◆ Objective ◆
Using the data below, gather each line that includes the word "whether".

Start Dataset records

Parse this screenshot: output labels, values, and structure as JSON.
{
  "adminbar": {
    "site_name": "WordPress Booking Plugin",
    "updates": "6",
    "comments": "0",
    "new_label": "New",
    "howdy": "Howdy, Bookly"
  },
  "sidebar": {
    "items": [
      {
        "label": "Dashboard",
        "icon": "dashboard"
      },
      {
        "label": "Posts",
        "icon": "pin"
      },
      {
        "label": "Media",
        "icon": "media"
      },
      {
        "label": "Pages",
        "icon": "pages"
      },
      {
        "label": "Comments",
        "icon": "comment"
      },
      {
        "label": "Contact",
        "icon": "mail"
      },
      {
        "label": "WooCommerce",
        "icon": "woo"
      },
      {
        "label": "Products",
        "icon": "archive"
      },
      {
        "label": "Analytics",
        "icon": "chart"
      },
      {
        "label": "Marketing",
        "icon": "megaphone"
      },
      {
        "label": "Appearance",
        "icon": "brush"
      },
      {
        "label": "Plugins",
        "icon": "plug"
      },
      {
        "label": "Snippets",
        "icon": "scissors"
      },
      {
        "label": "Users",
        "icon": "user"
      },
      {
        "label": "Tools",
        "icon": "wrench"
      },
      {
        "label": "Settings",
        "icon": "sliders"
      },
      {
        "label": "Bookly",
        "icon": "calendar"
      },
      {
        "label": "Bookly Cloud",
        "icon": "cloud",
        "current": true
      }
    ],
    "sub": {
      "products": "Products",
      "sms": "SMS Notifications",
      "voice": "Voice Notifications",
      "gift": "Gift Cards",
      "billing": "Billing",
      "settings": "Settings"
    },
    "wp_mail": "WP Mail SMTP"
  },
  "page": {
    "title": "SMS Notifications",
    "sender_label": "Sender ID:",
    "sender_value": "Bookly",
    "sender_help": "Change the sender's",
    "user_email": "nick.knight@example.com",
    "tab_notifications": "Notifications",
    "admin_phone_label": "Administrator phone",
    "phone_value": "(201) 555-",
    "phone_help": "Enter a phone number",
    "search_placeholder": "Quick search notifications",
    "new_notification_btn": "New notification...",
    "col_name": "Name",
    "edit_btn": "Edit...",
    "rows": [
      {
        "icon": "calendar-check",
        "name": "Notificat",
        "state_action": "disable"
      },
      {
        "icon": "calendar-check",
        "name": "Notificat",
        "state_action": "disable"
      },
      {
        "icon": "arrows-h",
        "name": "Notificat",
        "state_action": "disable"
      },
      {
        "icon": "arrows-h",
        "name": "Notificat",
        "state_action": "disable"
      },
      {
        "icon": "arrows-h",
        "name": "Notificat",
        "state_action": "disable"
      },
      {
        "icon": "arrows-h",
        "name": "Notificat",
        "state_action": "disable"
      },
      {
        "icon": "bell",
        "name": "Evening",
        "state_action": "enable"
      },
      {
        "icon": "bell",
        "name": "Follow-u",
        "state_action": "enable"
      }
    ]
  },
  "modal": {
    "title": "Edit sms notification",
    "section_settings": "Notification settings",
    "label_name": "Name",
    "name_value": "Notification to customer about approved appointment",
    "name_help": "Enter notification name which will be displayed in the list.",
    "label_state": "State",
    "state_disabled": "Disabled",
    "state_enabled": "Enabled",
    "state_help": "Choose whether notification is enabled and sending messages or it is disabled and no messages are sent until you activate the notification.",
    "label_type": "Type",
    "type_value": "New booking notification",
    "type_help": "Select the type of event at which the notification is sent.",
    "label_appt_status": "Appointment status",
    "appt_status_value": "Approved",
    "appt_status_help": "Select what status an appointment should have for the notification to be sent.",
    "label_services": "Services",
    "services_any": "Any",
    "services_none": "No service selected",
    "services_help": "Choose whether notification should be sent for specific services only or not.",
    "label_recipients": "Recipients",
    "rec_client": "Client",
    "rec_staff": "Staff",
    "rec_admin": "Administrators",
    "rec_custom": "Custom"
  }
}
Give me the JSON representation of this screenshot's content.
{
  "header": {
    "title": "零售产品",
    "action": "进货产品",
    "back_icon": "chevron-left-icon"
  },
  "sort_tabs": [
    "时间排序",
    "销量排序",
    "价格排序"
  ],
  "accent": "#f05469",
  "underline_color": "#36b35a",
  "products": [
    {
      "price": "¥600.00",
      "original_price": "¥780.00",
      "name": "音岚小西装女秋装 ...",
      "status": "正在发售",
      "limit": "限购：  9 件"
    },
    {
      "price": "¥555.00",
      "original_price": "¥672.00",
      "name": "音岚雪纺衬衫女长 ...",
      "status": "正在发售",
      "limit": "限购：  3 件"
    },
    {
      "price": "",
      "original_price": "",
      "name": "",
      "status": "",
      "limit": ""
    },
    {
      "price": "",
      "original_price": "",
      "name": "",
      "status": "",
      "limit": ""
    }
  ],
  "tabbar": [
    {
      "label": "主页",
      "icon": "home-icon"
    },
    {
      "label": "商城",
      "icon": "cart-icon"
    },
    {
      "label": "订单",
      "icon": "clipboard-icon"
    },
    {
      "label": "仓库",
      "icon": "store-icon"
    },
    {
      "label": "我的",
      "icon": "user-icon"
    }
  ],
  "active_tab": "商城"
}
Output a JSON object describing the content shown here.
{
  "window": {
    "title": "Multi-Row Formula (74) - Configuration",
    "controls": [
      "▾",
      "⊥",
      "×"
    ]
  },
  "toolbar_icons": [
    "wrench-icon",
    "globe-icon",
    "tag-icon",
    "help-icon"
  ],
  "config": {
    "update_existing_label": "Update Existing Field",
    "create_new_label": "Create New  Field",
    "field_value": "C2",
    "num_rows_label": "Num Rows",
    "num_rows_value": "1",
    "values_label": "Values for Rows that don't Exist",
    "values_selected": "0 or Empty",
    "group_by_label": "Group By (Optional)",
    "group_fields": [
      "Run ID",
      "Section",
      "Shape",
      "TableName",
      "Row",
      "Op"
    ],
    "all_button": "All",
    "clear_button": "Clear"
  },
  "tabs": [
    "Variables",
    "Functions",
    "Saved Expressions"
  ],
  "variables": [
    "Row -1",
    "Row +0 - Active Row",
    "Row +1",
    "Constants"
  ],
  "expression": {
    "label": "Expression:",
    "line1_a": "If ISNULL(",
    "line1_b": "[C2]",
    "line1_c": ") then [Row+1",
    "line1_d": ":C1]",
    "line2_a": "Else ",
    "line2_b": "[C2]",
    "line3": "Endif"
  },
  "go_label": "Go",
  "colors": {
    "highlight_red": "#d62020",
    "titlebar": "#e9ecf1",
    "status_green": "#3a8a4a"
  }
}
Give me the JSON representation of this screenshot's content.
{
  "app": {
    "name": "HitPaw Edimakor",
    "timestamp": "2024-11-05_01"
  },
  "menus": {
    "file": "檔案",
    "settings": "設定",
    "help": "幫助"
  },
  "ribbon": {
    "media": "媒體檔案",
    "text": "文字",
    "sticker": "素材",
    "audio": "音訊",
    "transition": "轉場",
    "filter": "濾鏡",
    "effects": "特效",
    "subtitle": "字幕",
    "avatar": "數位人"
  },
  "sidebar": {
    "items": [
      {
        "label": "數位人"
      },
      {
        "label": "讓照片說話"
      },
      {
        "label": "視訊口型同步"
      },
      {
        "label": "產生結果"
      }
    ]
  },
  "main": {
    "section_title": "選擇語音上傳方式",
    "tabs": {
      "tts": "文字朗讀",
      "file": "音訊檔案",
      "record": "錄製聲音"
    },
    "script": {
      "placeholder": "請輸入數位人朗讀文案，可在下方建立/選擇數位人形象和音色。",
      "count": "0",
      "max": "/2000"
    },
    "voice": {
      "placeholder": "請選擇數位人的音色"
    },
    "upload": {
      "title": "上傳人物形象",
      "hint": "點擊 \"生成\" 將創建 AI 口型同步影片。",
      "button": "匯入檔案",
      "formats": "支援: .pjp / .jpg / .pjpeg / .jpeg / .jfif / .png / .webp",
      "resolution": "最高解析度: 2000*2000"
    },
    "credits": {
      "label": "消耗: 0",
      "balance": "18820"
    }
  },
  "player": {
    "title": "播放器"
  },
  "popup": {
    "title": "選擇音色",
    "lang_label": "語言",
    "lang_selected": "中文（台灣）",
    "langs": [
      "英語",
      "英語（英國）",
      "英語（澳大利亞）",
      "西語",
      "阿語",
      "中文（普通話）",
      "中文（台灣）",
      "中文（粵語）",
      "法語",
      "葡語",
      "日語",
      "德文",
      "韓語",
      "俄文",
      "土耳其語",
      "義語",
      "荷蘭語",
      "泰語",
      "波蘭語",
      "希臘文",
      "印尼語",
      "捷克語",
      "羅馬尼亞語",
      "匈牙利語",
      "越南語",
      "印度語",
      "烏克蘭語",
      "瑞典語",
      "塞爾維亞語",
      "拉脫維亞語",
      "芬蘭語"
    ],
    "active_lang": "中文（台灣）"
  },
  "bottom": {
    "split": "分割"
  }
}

End Dataset records

◆ Task answer ◆
    "state_help": "Choose whether notification is enabled and sending messages or it is disabled and no messages are sent until you activate the notification.",
    "services_help": "Choose whether notification should be sent for specific services only or not.",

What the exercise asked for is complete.